### Directive
Search the material for the word "grid" and report each line where it turns up.

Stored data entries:
========
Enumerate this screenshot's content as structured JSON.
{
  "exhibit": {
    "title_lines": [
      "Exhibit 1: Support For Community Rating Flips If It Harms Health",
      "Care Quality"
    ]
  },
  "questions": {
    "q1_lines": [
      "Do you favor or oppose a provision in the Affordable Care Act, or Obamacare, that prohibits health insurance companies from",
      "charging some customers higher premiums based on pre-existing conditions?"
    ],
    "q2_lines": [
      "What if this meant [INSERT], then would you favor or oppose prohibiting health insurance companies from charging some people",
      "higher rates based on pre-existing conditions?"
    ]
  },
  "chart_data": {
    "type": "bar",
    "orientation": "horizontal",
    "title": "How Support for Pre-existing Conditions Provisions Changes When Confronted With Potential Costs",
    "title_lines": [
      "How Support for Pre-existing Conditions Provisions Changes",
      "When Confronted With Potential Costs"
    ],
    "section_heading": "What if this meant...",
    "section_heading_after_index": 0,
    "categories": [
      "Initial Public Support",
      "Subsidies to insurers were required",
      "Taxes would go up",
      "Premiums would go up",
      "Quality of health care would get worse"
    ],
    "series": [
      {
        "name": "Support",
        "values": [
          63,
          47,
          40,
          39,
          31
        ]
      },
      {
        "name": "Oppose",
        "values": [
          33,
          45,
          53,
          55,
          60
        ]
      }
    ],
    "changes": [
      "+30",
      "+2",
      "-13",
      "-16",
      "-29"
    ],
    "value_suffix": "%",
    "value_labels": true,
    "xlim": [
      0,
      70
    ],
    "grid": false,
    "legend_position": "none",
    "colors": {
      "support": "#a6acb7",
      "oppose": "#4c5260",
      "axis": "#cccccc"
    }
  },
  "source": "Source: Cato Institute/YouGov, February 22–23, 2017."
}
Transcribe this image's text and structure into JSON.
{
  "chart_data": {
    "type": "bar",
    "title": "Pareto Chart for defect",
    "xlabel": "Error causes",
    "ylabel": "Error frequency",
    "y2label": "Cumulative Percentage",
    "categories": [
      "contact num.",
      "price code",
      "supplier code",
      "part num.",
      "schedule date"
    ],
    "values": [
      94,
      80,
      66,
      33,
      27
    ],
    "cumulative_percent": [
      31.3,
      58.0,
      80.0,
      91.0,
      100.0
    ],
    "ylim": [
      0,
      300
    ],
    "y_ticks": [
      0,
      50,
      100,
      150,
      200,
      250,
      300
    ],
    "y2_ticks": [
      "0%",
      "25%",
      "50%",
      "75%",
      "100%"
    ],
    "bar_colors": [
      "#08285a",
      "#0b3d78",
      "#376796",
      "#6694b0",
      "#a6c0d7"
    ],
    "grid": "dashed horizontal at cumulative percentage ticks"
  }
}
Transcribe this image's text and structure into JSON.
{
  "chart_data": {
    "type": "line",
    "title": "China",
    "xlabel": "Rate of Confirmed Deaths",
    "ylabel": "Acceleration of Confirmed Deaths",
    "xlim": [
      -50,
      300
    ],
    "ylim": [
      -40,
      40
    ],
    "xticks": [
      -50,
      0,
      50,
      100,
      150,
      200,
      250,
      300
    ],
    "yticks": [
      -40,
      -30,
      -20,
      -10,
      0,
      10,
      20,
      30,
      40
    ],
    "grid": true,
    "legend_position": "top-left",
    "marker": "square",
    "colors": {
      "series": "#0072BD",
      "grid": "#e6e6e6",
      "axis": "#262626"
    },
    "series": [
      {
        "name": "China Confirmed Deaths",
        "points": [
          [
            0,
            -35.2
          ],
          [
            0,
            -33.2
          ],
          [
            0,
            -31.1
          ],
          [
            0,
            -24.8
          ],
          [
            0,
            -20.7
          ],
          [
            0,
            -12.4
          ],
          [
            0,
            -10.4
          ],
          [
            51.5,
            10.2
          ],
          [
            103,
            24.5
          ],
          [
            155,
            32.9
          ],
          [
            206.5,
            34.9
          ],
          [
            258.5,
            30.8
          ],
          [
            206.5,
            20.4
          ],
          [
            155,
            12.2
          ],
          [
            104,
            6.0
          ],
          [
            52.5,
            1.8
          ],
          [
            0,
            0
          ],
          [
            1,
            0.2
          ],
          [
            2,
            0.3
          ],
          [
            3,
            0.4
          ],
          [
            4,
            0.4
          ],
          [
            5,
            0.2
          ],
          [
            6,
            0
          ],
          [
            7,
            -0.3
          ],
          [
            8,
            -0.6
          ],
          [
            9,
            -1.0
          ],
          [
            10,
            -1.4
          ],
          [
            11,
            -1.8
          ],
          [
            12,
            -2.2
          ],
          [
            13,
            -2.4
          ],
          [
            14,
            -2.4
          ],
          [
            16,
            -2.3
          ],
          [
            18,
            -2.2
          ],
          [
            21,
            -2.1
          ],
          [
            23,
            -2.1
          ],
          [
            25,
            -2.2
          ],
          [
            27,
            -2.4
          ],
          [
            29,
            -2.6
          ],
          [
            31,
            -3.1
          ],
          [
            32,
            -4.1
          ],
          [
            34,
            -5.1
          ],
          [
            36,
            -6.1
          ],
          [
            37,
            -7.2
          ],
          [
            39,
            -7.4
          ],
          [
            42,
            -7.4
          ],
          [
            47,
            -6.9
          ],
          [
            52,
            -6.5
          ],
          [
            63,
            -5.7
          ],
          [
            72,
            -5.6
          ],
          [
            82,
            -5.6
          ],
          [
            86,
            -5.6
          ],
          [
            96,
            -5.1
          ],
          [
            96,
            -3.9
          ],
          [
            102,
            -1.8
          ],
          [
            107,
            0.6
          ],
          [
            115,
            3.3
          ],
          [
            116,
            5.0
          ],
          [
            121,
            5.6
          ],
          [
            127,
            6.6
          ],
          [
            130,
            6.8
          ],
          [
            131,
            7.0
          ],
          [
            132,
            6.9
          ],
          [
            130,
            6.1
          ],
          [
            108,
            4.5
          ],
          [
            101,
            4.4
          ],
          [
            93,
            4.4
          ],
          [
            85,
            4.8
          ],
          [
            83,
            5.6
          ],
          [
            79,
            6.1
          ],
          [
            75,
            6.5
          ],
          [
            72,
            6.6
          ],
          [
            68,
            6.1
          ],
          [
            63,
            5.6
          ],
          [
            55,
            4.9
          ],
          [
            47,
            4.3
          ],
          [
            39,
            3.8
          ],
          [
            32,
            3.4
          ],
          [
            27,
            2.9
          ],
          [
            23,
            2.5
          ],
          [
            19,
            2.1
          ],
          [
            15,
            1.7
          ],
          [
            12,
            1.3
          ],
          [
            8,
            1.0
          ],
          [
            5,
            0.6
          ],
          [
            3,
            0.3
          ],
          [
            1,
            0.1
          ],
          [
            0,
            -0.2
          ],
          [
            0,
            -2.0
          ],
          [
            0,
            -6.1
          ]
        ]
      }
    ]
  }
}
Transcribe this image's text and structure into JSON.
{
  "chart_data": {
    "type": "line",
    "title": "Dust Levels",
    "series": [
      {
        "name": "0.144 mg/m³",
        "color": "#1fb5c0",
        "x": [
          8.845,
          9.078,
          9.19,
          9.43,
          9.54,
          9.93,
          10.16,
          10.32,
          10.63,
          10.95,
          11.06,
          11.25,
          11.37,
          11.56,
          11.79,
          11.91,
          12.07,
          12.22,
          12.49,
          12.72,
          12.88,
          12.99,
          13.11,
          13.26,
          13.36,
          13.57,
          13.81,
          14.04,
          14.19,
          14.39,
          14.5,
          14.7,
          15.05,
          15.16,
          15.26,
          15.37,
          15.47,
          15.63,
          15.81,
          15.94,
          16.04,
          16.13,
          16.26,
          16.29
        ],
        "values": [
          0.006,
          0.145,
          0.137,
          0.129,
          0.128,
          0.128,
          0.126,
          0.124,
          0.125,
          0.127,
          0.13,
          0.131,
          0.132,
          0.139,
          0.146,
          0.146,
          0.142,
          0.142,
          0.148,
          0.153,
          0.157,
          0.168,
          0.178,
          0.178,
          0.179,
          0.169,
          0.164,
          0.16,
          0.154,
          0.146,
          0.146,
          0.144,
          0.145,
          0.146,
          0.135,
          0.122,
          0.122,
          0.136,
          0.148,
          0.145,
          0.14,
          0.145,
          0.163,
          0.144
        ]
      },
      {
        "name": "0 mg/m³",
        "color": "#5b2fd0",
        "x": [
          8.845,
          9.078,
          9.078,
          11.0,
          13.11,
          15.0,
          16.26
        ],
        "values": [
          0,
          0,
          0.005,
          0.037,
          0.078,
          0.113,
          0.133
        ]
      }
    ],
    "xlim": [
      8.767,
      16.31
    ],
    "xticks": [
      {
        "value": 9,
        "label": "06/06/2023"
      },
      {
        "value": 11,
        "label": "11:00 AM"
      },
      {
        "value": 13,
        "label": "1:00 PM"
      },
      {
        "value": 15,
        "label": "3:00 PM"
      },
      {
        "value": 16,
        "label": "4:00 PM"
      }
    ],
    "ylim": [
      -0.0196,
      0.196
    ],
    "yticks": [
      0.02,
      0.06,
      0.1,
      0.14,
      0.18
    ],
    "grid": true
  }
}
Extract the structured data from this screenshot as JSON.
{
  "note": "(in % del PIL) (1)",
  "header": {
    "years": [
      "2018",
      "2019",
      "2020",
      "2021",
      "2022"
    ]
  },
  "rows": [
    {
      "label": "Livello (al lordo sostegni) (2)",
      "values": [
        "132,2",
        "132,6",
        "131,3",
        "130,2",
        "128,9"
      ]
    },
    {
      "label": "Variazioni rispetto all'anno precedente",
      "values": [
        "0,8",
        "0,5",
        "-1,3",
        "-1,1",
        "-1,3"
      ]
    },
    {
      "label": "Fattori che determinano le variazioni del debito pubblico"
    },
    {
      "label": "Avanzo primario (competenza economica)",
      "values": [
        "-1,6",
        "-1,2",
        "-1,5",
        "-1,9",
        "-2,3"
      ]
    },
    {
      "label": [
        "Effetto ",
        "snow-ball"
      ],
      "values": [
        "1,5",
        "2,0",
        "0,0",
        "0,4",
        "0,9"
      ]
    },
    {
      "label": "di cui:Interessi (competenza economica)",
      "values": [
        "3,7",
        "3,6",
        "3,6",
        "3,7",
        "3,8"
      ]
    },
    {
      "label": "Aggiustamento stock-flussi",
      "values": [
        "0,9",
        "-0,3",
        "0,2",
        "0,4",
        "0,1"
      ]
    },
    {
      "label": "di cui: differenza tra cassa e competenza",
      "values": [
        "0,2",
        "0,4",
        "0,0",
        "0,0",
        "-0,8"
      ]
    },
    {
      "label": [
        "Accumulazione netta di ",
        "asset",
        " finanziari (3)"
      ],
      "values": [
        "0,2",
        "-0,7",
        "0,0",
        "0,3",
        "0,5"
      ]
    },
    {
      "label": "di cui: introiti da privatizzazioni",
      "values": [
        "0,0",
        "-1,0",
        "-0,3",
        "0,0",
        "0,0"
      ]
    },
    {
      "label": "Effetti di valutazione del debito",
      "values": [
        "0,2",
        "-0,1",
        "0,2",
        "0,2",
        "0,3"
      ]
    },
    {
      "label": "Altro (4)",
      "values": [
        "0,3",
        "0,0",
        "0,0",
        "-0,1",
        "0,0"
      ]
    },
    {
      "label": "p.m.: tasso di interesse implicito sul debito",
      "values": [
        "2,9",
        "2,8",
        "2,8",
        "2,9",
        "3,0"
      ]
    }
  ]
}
========
### Response for this exercise
    "grid": false,
    "grid": "dashed horizontal at cumulative percentage ticks"
    "grid": true,
      "grid": "#e6e6e6",
    "grid": true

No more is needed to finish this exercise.